Your objective: Repeat the data below exactly, dropping any pictures it holds.

Exercise material:

↓

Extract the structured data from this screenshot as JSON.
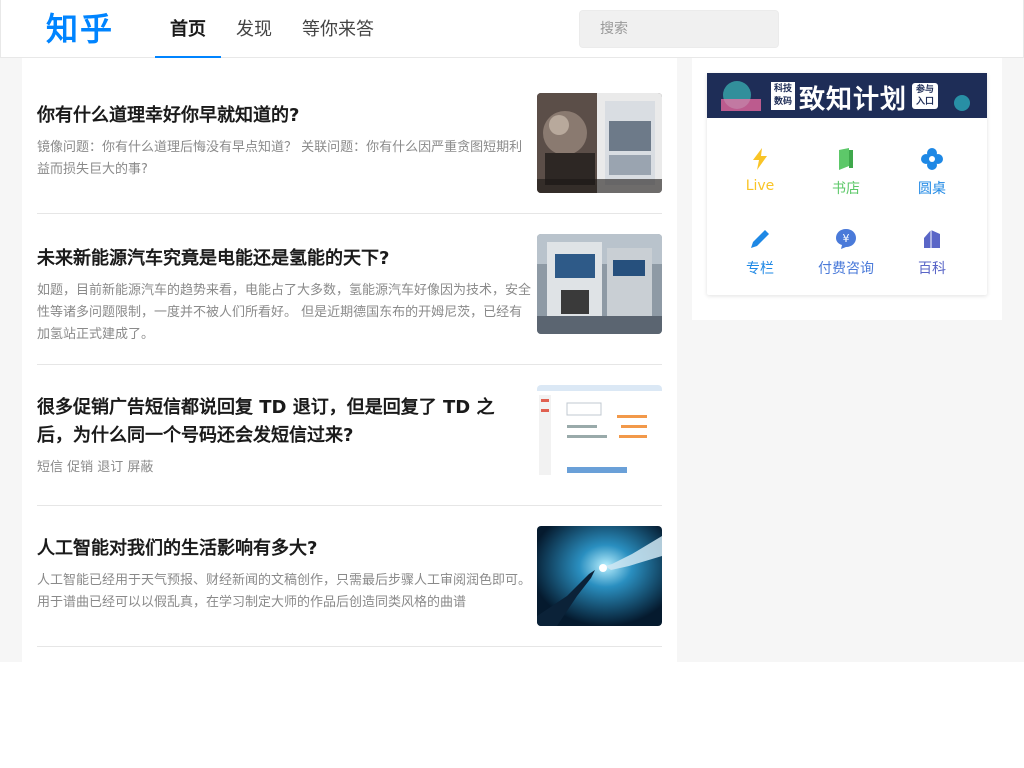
{
  "header": {
    "logo": "知乎",
    "nav": [
      "首页",
      "发现",
      "等你来答"
    ],
    "search_placeholder": "搜索"
  },
  "feed": [
    {
      "title": "你有什么道理幸好你早就知道的?",
      "excerpt": "镜像问题：你有什么道理后悔没有早点知道？ 关联问题：你有什么因严重贪图短期利益而损失巨大的事?"
    },
    {
      "title": "未来新能源汽车究竟是电能还是氢能的天下?",
      "excerpt": "如题，目前新能源汽车的趋势来看，电能占了大多数，氢能源汽车好像因为技术，安全性等诸多问题限制，一度并不被人们所看好。 但是近期德国东布的开姆尼茨，已经有加氢站正式建成了。"
    },
    {
      "title": "很多促销广告短信都说回复 TD 退订，但是回复了 TD 之后，为什么同一个号码还会发短信过来?",
      "excerpt": "短信 促销 退订 屏蔽"
    },
    {
      "title": "人工智能对我们的生活影响有多大?",
      "excerpt": "人工智能已经用于天气预报、财经新闻的文稿创作，只需最后步骤人工审阅润色即可。用于谱曲已经可以以假乱真，在学习制定大师的作品后创造同类风格的曲谱"
    }
  ],
  "sidebar": {
    "banner": {
      "tag": "科技数码",
      "title": "致知计划",
      "cta": "参与入口"
    },
    "tools": [
      {
        "label": "Live",
        "icon": "lightning-icon",
        "color": "#f9c426"
      },
      {
        "label": "书店",
        "icon": "book-icon",
        "color": "#5dc869"
      },
      {
        "label": "圆桌",
        "icon": "flower-icon",
        "color": "#1e88e5"
      },
      {
        "label": "专栏",
        "icon": "pencil-icon",
        "color": "#1e88e5"
      },
      {
        "label": "付费咨询",
        "icon": "yen-bubble-icon",
        "color": "#4a7ad9"
      },
      {
        "label": "百科",
        "icon": "encyclopedia-icon",
        "color": "#5a66c7"
      }
    ]
  }
}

↑

The solution:
Extract the structured data from this screenshot as JSON.
{
  "header": {
    "logo": "知乎",
    "nav": [
      "首页",
      "发现",
      "等你来答"
    ],
    "search_placeholder": "搜索"
  },
  "feed": [
    {
      "title": "你有什么道理幸好你早就知道的?",
      "excerpt": "镜像问题：你有什么道理后悔没有早点知道？ 关联问题：你有什么因严重贪图短期利益而损失巨大的事?"
    },
    {
      "title": "未来新能源汽车究竟是电能还是氢能的天下?",
      "excerpt": "如题，目前新能源汽车的趋势来看，电能占了大多数，氢能源汽车好像因为技术，安全性等诸多问题限制，一度并不被人们所看好。 但是近期德国东布的开姆尼茨，已经有加氢站正式建成了。"
    },
    {
      "title": "很多促销广告短信都说回复 TD 退订，但是回复了 TD 之后，为什么同一个号码还会发短信过来?",
      "excerpt": "短信 促销 退订 屏蔽"
    },
    {
      "title": "人工智能对我们的生活影响有多大?",
      "excerpt": "人工智能已经用于天气预报、财经新闻的文稿创作，只需最后步骤人工审阅润色即可。用于谱曲已经可以以假乱真，在学习制定大师的作品后创造同类风格的曲谱"
    }
  ],
  "sidebar": {
    "banner": {
      "tag": "科技数码",
      "title": "致知计划",
      "cta": "参与入口"
    },
    "tools": [
      {
        "label": "Live",
        "icon": "lightning-icon",
        "color": "#f9c426"
      },
      {
        "label": "书店",
        "icon": "book-icon",
        "color": "#5dc869"
      },
      {
        "label": "圆桌",
        "icon": "flower-icon",
        "color": "#1e88e5"
      },
      {
        "label": "专栏",
        "icon": "pencil-icon",
        "color": "#1e88e5"
      },
      {
        "label": "付费咨询",
        "icon": "yen-bubble-icon",
        "color": "#4a7ad9"
      },
      {
        "label": "百科",
        "icon": "encyclopedia-icon",
        "color": "#5a66c7"
      }
    ]
  }
}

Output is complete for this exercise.